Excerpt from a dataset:
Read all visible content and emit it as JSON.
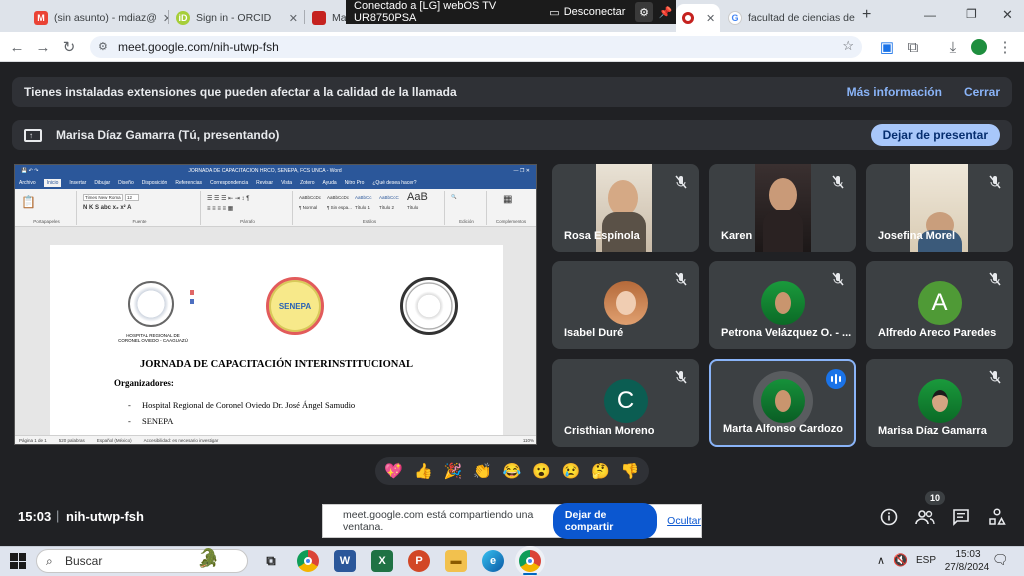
{
  "browser": {
    "tabs": [
      {
        "title": "(sin asunto) - mdiaz@",
        "icon": "gmail-icon",
        "color": "#ea4335"
      },
      {
        "title": "Sign in - ORCID",
        "icon": "orcid-icon",
        "color": "#a6ce39"
      },
      {
        "title": "Mar",
        "icon": "page-icon",
        "color": "#c5221f"
      },
      {
        "title": "",
        "icon": "meet-record-icon",
        "color": "#c5221f"
      },
      {
        "title": "facultad de ciencias de",
        "icon": "google-icon",
        "color": "#4285f4"
      }
    ],
    "cast_banner": {
      "text": "Conectado a [LG] webOS TV UR8750PSA",
      "disconnect": "Desconectar"
    },
    "url": "meet.google.com/nih-utwp-fsh"
  },
  "meet": {
    "warning": {
      "text": "Tienes instaladas extensiones que pueden afectar a la calidad de la llamada",
      "more_info": "Más información",
      "close": "Cerrar"
    },
    "presenting": {
      "text": "Marisa Díaz Gamarra (Tú, presentando)",
      "stop_button": "Dejar de presentar"
    },
    "shared_doc": {
      "window_title": "JORNADA DE CAPACITACION HRCO, SENEPA, FCS UNCA - Word",
      "menu": [
        "Archivo",
        "Inicio",
        "Insertar",
        "Dibujar",
        "Diseño",
        "Disposición",
        "Referencias",
        "Correspondencia",
        "Revisar",
        "Vista",
        "Zotero",
        "Ayuda",
        "Nitro Pro",
        "¿Qué desea hacer?"
      ],
      "font_name": "Times New Roma",
      "font_size": "12",
      "ribbon_groups": [
        "Portapapeles",
        "Fuente",
        "Párrafo",
        "Estilos",
        "Edición",
        "Complementos"
      ],
      "styles": [
        "AaBbCcDc",
        "AaBbCcDc",
        "AaBbCc",
        "AaBbCcC",
        "AaB"
      ],
      "style_names": [
        "¶ Normal",
        "¶ Sin espa...",
        "Título 1",
        "Título 2",
        "Título"
      ],
      "logo_left_caption": "HOSPITAL REGIONAL DE CORONEL OVIEDO - CAAGUAZÚ",
      "logo_center_text": "SENEPA",
      "heading": "JORNADA DE CAPACITACIÓN INTERINSTITUCIONAL",
      "subheading": "Organizadores:",
      "bullets": [
        "Hospital Regional de Coronel Oviedo Dr. José Ángel Samudio",
        "SENEPA"
      ],
      "status": [
        "Página 1 de 1",
        "520 palabras",
        "Español (México)",
        "Accesibilidad: es necesario investigar"
      ],
      "zoom": "110%"
    },
    "participants": [
      {
        "name": "Rosa Espínola",
        "type": "video",
        "muted": true
      },
      {
        "name": "Karen",
        "type": "video",
        "muted": true
      },
      {
        "name": "Josefina Morel",
        "type": "video",
        "muted": true
      },
      {
        "name": "Isabel Duré",
        "type": "photo",
        "muted": true
      },
      {
        "name": "Petrona Velázquez O. - ...",
        "type": "photo",
        "muted": true
      },
      {
        "name": "Alfredo Areco Paredes",
        "type": "letter",
        "letter": "A",
        "color": "#4f9a36",
        "muted": true
      },
      {
        "name": "Cristhian Moreno",
        "type": "letter",
        "letter": "C",
        "color": "#0b5d52",
        "muted": true
      },
      {
        "name": "Marta Alfonso Cardozo",
        "type": "photo",
        "muted": false,
        "speaking": true
      },
      {
        "name": "Marisa Díaz Gamarra",
        "type": "photo",
        "muted": true
      }
    ],
    "reactions": [
      "💖",
      "👍",
      "🎉",
      "👏",
      "😂",
      "😮",
      "😢",
      "🤔",
      "👎"
    ],
    "bottom": {
      "time": "15:03",
      "meeting_code": "nih-utwp-fsh",
      "participant_count": "10"
    },
    "share_notice": {
      "text": "meet.google.com está compartiendo una ventana.",
      "stop": "Dejar de compartir",
      "hide": "Ocultar"
    }
  },
  "taskbar": {
    "search_placeholder": "Buscar",
    "apps": [
      "task-view-icon",
      "chrome-icon",
      "word-icon",
      "excel-icon",
      "powerpoint-icon",
      "file-explorer-icon",
      "edge-icon",
      "chrome-active-icon"
    ],
    "language": "ESP",
    "time": "15:03",
    "date": "27/8/2024"
  }
}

* **YOUR TASK**
Reproduce the records verbatim, omitting all images they contain.

* **THE COMPLETED TASK**
Read all visible content and emit it as JSON.
{
  "browser": {
    "tabs": [
      {
        "title": "(sin asunto) - mdiaz@",
        "icon": "gmail-icon",
        "color": "#ea4335"
      },
      {
        "title": "Sign in - ORCID",
        "icon": "orcid-icon",
        "color": "#a6ce39"
      },
      {
        "title": "Mar",
        "icon": "page-icon",
        "color": "#c5221f"
      },
      {
        "title": "",
        "icon": "meet-record-icon",
        "color": "#c5221f"
      },
      {
        "title": "facultad de ciencias de",
        "icon": "google-icon",
        "color": "#4285f4"
      }
    ],
    "cast_banner": {
      "text": "Conectado a [LG] webOS TV UR8750PSA",
      "disconnect": "Desconectar"
    },
    "url": "meet.google.com/nih-utwp-fsh"
  },
  "meet": {
    "warning": {
      "text": "Tienes instaladas extensiones que pueden afectar a la calidad de la llamada",
      "more_info": "Más información",
      "close": "Cerrar"
    },
    "presenting": {
      "text": "Marisa Díaz Gamarra (Tú, presentando)",
      "stop_button": "Dejar de presentar"
    },
    "shared_doc": {
      "window_title": "JORNADA DE CAPACITACION HRCO, SENEPA, FCS UNCA - Word",
      "menu": [
        "Archivo",
        "Inicio",
        "Insertar",
        "Dibujar",
        "Diseño",
        "Disposición",
        "Referencias",
        "Correspondencia",
        "Revisar",
        "Vista",
        "Zotero",
        "Ayuda",
        "Nitro Pro",
        "¿Qué desea hacer?"
      ],
      "font_name": "Times New Roma",
      "font_size": "12",
      "ribbon_groups": [
        "Portapapeles",
        "Fuente",
        "Párrafo",
        "Estilos",
        "Edición",
        "Complementos"
      ],
      "styles": [
        "AaBbCcDc",
        "AaBbCcDc",
        "AaBbCc",
        "AaBbCcC",
        "AaB"
      ],
      "style_names": [
        "¶ Normal",
        "¶ Sin espa...",
        "Título 1",
        "Título 2",
        "Título"
      ],
      "logo_left_caption": "HOSPITAL REGIONAL DE CORONEL OVIEDO - CAAGUAZÚ",
      "logo_center_text": "SENEPA",
      "heading": "JORNADA DE CAPACITACIÓN INTERINSTITUCIONAL",
      "subheading": "Organizadores:",
      "bullets": [
        "Hospital Regional de Coronel Oviedo Dr. José Ángel Samudio",
        "SENEPA"
      ],
      "status": [
        "Página 1 de 1",
        "520 palabras",
        "Español (México)",
        "Accesibilidad: es necesario investigar"
      ],
      "zoom": "110%"
    },
    "participants": [
      {
        "name": "Rosa Espínola",
        "type": "video",
        "muted": true
      },
      {
        "name": "Karen",
        "type": "video",
        "muted": true
      },
      {
        "name": "Josefina Morel",
        "type": "video",
        "muted": true
      },
      {
        "name": "Isabel Duré",
        "type": "photo",
        "muted": true
      },
      {
        "name": "Petrona Velázquez O. - ...",
        "type": "photo",
        "muted": true
      },
      {
        "name": "Alfredo Areco Paredes",
        "type": "letter",
        "letter": "A",
        "color": "#4f9a36",
        "muted": true
      },
      {
        "name": "Cristhian Moreno",
        "type": "letter",
        "letter": "C",
        "color": "#0b5d52",
        "muted": true
      },
      {
        "name": "Marta Alfonso Cardozo",
        "type": "photo",
        "muted": false,
        "speaking": true
      },
      {
        "name": "Marisa Díaz Gamarra",
        "type": "photo",
        "muted": true
      }
    ],
    "reactions": [
      "💖",
      "👍",
      "🎉",
      "👏",
      "😂",
      "😮",
      "😢",
      "🤔",
      "👎"
    ],
    "bottom": {
      "time": "15:03",
      "meeting_code": "nih-utwp-fsh",
      "participant_count": "10"
    },
    "share_notice": {
      "text": "meet.google.com está compartiendo una ventana.",
      "stop": "Dejar de compartir",
      "hide": "Ocultar"
    }
  },
  "taskbar": {
    "search_placeholder": "Buscar",
    "apps": [
      "task-view-icon",
      "chrome-icon",
      "word-icon",
      "excel-icon",
      "powerpoint-icon",
      "file-explorer-icon",
      "edge-icon",
      "chrome-active-icon"
    ],
    "language": "ESP",
    "time": "15:03",
    "date": "27/8/2024"
  }
}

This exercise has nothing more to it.